-- To be done --
Determine how many lines in the entries below include "Olympian". The reply should be that number and nothing else.

-- Exercise materials --
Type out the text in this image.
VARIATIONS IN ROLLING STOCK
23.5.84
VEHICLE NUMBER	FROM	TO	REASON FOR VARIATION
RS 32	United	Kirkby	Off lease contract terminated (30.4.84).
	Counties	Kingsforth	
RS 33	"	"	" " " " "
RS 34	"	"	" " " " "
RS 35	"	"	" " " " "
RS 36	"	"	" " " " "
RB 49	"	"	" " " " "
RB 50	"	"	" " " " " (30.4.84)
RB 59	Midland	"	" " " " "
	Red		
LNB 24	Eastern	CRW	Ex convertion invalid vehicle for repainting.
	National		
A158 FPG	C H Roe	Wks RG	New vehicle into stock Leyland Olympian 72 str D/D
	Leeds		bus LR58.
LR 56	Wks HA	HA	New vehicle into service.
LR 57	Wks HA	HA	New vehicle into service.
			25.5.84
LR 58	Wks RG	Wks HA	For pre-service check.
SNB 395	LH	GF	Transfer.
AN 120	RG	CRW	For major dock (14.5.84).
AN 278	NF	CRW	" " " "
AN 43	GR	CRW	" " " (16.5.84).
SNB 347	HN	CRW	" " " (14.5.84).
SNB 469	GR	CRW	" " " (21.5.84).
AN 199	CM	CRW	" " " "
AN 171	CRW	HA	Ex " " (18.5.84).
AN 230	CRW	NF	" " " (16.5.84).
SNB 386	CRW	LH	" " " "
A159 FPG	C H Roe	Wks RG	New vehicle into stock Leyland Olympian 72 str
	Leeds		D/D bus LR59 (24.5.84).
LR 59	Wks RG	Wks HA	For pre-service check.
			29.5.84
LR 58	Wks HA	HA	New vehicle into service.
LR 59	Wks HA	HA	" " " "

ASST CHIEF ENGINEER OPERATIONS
--
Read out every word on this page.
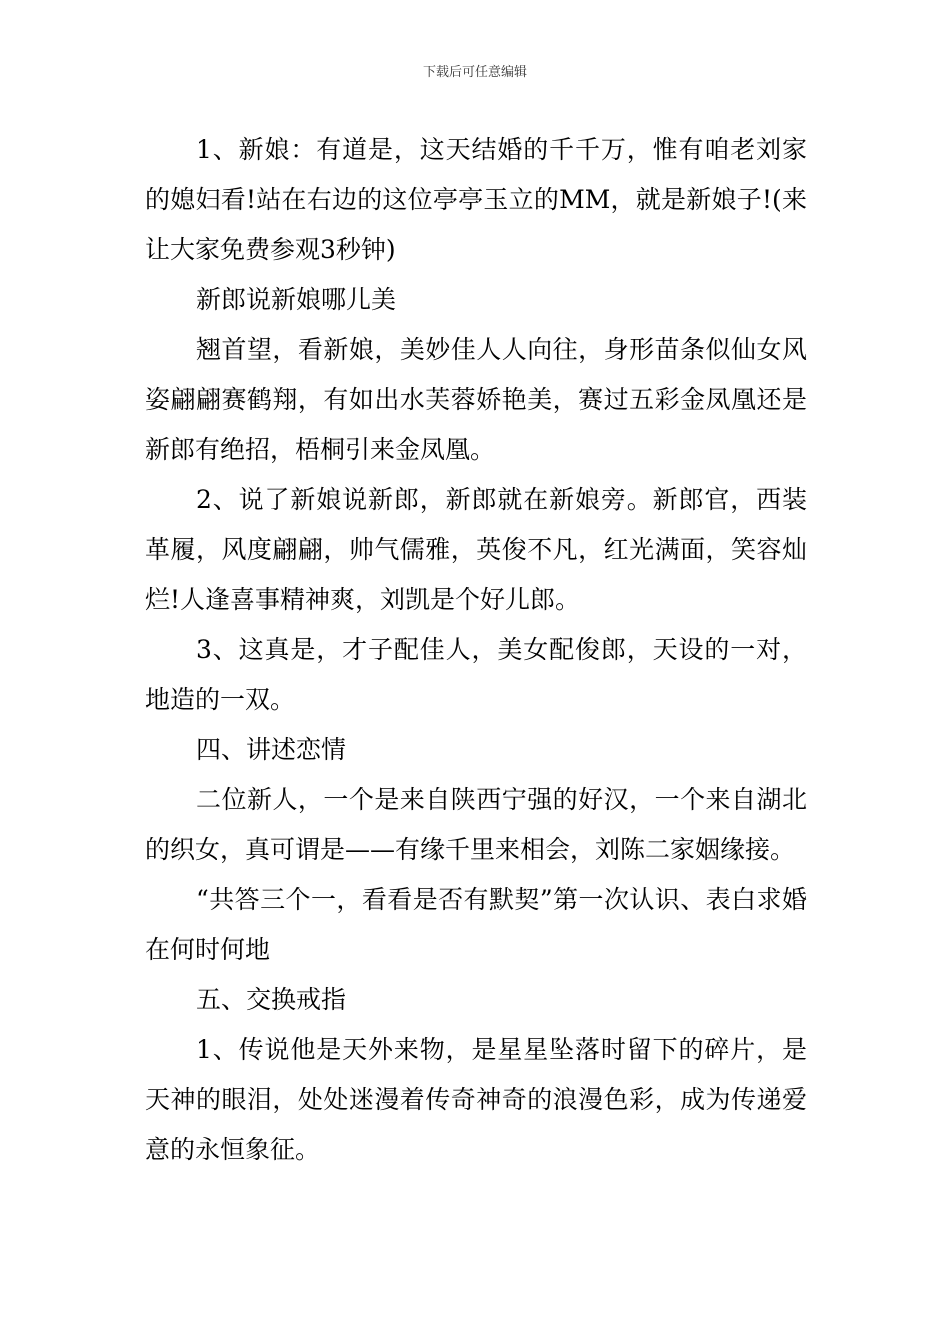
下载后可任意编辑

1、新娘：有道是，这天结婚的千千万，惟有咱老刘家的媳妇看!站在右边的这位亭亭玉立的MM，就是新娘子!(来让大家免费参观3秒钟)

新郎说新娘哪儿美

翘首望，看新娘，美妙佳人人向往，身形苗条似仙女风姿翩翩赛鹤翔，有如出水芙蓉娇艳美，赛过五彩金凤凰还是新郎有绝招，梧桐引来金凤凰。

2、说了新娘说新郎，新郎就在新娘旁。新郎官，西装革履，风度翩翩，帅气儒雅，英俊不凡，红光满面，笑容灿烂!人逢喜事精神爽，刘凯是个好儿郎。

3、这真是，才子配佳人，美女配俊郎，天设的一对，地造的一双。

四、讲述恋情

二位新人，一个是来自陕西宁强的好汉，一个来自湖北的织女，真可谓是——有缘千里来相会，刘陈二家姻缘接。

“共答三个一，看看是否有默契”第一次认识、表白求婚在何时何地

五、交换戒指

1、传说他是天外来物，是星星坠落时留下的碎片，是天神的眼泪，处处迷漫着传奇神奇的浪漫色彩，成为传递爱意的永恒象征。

-- Task output --
2